- **STATED PROBLEM**
Copy each line in which the string "phone" occurs.

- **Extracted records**
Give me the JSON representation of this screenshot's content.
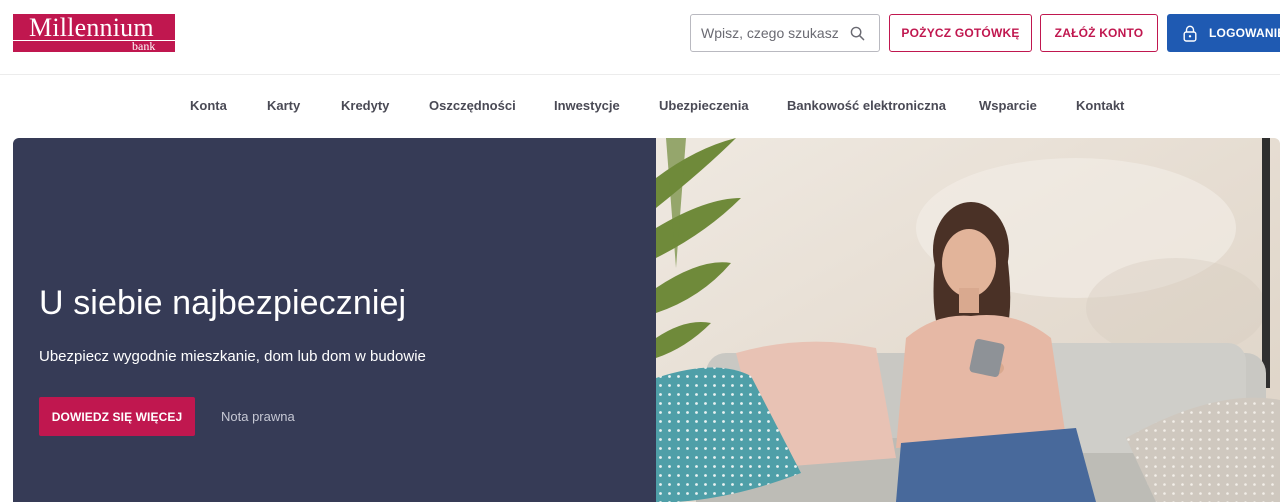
{
  "header": {
    "logo": {
      "name": "Millennium",
      "sub": "bank"
    },
    "search": {
      "placeholder": "Wpisz, czego szukasz",
      "value": ""
    },
    "buttons": {
      "loan": "POŻYCZ GOTÓWKĘ",
      "account": "ZAŁÓŻ KONTO",
      "login": "LOGOWANIE"
    }
  },
  "nav": {
    "items": [
      {
        "label": "Konta"
      },
      {
        "label": "Karty"
      },
      {
        "label": "Kredyty"
      },
      {
        "label": "Oszczędności"
      },
      {
        "label": "Inwestycje"
      },
      {
        "label": "Ubezpieczenia"
      },
      {
        "label": "Bankowość elektroniczna"
      },
      {
        "label": "Wsparcie"
      },
      {
        "label": "Kontakt"
      }
    ]
  },
  "hero": {
    "title": "U siebie najbezpieczniej",
    "subtitle": "Ubezpiecz wygodnie mieszkanie, dom lub dom w budowie",
    "cta": "DOWIEDZ SIĘ WIĘCEJ",
    "legal_link": "Nota prawna",
    "image_alt": "woman-on-sofa-with-phone"
  },
  "colors": {
    "brand": "#c0174f",
    "login": "#1f5ab2",
    "hero_panel": "#363b56",
    "nav_text": "#4a4a55"
  },
  "icons": {
    "search": "search-icon",
    "login": "lock-icon"
  }
}
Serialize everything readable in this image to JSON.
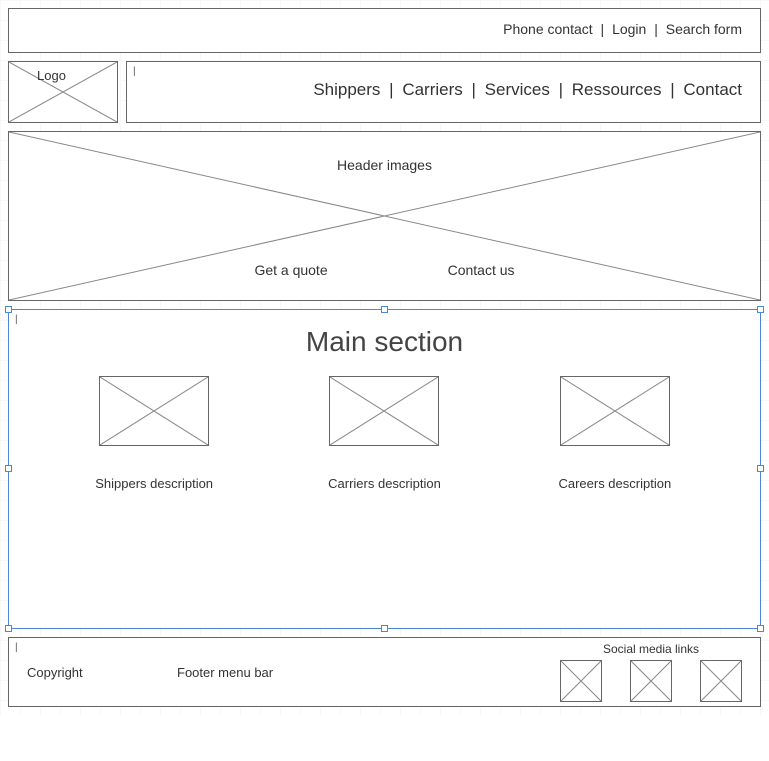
{
  "topbar": {
    "phone": "Phone contact",
    "login": "Login",
    "search": "Search form"
  },
  "logo_label": "Logo",
  "nav": {
    "shippers": "Shippers",
    "carriers": "Carriers",
    "services": "Services",
    "resources": "Ressources",
    "contact": "Contact"
  },
  "header": {
    "label": "Header images",
    "cta_quote": "Get a quote",
    "cta_contact": "Contact us"
  },
  "main": {
    "title": "Main section",
    "cols": [
      {
        "desc": "Shippers description"
      },
      {
        "desc": "Carriers description"
      },
      {
        "desc": "Careers description"
      }
    ]
  },
  "footer": {
    "copyright": "Copyright",
    "menu": "Footer menu bar",
    "social_label": "Social media links"
  }
}
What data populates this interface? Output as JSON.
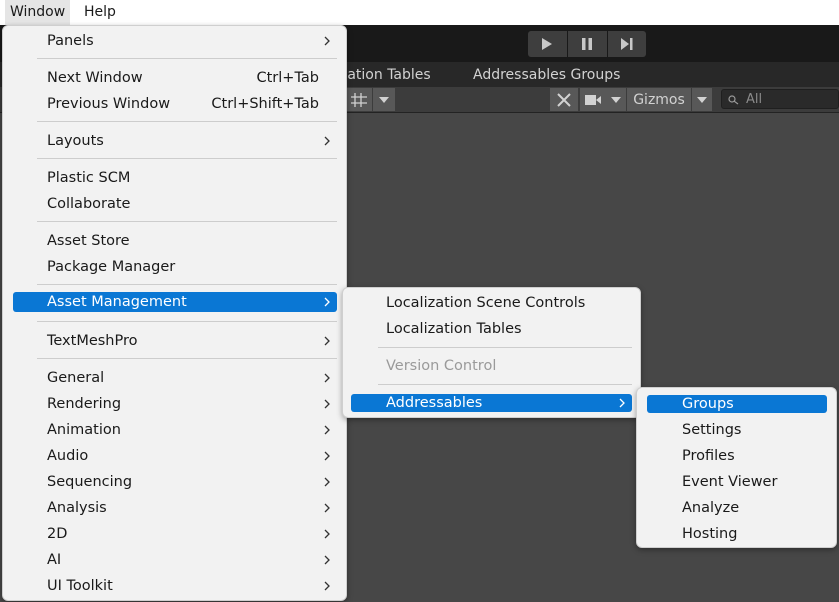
{
  "menubar": {
    "items": [
      {
        "id": "window",
        "label": "Window"
      },
      {
        "id": "help",
        "label": "Help"
      }
    ]
  },
  "tabs": [
    {
      "label": "zation Tables"
    },
    {
      "label": "Addressables Groups"
    }
  ],
  "scene_toolbar": {
    "gizmos_label": "Gizmos",
    "search_placeholder": "All"
  },
  "window_menu": {
    "items": {
      "panels": "Panels",
      "next_window": "Next Window",
      "next_window_shortcut": "Ctrl+Tab",
      "previous_window": "Previous Window",
      "previous_window_shortcut": "Ctrl+Shift+Tab",
      "layouts": "Layouts",
      "plastic_scm": "Plastic SCM",
      "collaborate": "Collaborate",
      "asset_store": "Asset Store",
      "package_manager": "Package Manager",
      "asset_management": "Asset Management",
      "textmeshpro": "TextMeshPro",
      "general": "General",
      "rendering": "Rendering",
      "animation": "Animation",
      "audio": "Audio",
      "sequencing": "Sequencing",
      "analysis": "Analysis",
      "two_d": "2D",
      "ai": "AI",
      "ui_toolkit": "UI Toolkit"
    }
  },
  "asset_management_menu": {
    "items": {
      "localization_scene_controls": "Localization Scene Controls",
      "localization_tables": "Localization Tables",
      "version_control": "Version Control",
      "addressables": "Addressables"
    }
  },
  "addressables_menu": {
    "items": {
      "groups": "Groups",
      "settings": "Settings",
      "profiles": "Profiles",
      "event_viewer": "Event Viewer",
      "analyze": "Analyze",
      "hosting": "Hosting"
    }
  },
  "icons": {
    "submenu_arrow": "chevron-right-icon",
    "play": "play-icon",
    "pause": "pause-icon",
    "step": "step-icon",
    "grid": "grid-snap-icon",
    "tools": "tools-icon",
    "camera": "camera-icon",
    "search": "search-icon"
  },
  "colors": {
    "highlight": "#0a77d4",
    "menu_bg": "#f2f2f2",
    "editor_bg": "#464646",
    "disabled_text": "#9a9a9a"
  }
}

- **ANSWER FOR THIS EXERCISE**
    "image_alt": "woman-on-sofa-with-phone"
    "phone": "Phone contact",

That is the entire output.